EXERCISE MATERIAL ->
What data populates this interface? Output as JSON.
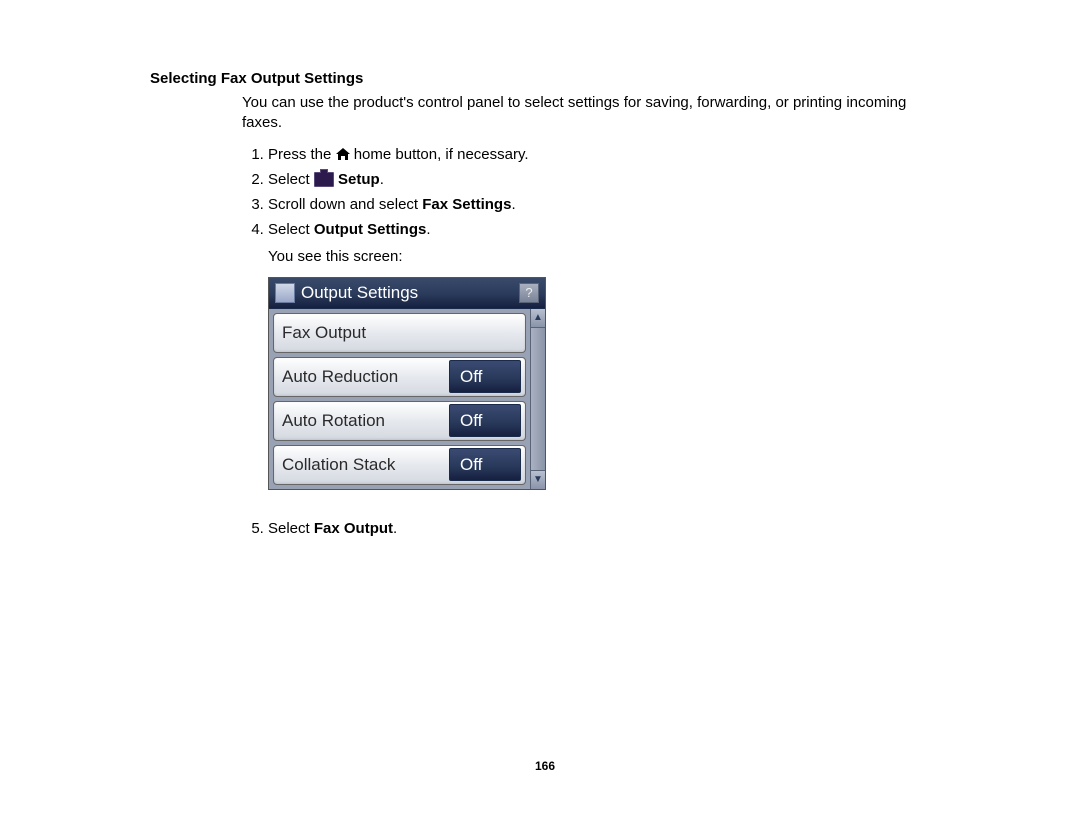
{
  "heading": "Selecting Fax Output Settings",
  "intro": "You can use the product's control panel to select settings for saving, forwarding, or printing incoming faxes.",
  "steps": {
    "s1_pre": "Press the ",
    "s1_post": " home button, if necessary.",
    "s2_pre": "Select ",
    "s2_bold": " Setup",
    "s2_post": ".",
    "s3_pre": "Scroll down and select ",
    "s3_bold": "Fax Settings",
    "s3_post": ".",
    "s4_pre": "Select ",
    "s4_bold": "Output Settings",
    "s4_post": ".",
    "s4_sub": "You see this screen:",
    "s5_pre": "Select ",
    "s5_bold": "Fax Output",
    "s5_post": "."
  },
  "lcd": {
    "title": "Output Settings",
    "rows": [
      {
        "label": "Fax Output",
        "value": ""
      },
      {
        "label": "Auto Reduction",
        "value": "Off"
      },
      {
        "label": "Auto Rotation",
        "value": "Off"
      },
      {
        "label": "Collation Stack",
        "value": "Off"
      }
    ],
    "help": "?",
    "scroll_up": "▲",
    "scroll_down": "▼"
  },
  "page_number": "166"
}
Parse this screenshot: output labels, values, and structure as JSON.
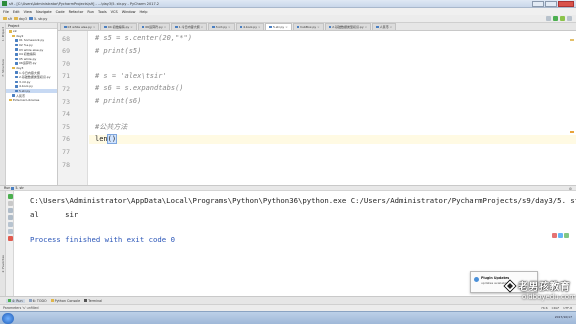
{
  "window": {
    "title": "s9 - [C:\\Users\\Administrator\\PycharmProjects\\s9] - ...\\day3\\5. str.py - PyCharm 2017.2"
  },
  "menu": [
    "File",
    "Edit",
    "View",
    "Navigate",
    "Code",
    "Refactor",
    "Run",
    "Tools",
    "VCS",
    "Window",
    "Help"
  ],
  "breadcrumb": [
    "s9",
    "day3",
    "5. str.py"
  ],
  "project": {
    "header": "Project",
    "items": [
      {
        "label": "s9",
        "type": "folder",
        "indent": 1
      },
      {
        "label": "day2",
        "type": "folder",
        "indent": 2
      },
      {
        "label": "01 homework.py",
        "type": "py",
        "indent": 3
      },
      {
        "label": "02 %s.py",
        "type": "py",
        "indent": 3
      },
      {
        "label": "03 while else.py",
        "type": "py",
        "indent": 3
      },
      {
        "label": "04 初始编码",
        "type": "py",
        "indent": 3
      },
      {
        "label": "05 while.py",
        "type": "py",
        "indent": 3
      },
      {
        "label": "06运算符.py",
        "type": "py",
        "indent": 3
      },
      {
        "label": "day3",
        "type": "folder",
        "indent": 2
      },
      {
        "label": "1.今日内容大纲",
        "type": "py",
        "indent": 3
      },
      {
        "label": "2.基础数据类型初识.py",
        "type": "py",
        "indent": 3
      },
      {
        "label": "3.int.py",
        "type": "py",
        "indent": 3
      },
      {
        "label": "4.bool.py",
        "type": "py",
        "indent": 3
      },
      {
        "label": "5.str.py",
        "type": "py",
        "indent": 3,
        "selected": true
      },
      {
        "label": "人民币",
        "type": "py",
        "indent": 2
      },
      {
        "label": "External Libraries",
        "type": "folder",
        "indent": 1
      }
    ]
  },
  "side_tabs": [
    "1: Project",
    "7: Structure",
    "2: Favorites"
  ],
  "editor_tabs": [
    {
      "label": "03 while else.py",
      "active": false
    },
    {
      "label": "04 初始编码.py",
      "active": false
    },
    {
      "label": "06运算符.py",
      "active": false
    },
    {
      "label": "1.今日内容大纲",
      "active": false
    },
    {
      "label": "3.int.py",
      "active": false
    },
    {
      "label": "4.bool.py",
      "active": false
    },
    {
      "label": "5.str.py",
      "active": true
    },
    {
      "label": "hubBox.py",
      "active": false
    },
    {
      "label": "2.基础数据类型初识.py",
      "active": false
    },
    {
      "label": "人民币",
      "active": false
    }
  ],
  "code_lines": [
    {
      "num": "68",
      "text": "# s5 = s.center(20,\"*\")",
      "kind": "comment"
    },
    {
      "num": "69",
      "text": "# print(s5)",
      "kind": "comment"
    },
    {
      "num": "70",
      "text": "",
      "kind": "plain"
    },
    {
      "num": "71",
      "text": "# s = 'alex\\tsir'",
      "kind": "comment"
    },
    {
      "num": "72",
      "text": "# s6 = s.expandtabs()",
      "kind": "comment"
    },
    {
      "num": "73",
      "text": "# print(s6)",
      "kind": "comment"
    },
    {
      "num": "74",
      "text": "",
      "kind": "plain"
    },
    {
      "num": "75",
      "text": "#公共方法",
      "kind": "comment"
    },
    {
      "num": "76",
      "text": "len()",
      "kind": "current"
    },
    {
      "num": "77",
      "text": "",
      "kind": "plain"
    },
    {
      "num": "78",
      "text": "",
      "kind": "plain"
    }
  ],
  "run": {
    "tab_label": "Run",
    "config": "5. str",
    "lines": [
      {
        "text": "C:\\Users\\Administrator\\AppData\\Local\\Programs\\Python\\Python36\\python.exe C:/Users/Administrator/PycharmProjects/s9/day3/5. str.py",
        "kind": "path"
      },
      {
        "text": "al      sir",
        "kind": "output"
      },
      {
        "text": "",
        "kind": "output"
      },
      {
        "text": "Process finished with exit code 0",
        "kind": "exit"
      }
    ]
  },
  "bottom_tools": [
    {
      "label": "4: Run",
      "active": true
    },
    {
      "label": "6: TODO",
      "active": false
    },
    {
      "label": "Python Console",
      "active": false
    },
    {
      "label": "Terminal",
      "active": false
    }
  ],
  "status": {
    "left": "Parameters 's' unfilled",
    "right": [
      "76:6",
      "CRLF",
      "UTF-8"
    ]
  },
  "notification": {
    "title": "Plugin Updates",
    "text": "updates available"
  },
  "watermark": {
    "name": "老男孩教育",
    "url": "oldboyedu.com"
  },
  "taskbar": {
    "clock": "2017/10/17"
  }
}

INSTRUCTIONS FOR THE TASK -> From the records, copy every line that has the string "基础数据类型初识" in it.

ANSWER FOR THE TASK ->
        "label": "2.基础数据类型初识.py",
      "label": "2.基础数据类型初识.py",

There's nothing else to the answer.